Request:
Count every line of these entries that holds the word "Memorial", and reply with the number only.
— BEGIN Material to process —
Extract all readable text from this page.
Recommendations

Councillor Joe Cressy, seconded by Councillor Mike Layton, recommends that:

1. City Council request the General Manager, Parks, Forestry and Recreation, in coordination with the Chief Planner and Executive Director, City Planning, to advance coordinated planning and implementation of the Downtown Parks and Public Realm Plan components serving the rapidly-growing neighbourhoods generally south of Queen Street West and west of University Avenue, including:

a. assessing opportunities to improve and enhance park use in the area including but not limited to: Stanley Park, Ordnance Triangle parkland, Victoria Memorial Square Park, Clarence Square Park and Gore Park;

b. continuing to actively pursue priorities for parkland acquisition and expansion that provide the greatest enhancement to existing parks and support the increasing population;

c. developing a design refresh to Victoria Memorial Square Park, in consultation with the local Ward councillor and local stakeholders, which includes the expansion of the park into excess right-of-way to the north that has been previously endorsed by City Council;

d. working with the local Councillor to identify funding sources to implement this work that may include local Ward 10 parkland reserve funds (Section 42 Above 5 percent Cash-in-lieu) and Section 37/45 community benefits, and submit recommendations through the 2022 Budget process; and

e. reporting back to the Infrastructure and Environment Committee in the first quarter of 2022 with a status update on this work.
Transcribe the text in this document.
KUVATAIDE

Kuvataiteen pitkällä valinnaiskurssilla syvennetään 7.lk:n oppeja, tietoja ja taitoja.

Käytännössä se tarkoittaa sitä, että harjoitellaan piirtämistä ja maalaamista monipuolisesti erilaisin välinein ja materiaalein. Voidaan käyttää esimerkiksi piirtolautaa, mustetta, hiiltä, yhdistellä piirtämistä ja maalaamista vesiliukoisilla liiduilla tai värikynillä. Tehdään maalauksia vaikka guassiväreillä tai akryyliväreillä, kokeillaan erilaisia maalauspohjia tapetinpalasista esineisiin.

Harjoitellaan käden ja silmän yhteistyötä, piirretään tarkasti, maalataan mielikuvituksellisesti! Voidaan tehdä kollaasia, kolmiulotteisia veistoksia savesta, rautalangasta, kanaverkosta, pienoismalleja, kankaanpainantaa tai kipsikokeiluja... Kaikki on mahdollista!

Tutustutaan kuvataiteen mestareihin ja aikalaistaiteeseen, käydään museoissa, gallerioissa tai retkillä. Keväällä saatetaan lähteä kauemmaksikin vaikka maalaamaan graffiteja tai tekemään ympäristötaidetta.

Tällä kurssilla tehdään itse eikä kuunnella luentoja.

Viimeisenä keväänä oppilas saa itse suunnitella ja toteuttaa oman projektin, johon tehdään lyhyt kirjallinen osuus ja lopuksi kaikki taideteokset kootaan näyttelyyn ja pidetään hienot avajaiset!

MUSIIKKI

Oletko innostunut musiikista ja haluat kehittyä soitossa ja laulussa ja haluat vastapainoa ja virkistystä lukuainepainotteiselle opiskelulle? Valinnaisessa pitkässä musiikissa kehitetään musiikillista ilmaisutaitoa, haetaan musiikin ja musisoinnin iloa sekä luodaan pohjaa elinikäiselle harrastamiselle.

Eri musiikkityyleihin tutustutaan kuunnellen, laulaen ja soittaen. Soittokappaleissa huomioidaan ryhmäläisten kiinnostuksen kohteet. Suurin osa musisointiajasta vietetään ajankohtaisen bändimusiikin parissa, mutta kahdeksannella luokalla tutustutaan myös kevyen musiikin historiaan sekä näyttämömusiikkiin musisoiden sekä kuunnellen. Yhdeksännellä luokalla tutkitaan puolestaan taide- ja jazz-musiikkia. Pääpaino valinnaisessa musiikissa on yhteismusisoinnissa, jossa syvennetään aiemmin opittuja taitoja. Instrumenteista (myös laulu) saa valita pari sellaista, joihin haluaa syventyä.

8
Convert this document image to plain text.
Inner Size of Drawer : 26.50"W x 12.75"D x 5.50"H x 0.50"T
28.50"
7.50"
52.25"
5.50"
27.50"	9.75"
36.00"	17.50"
— END Material to process —
Correct result:
2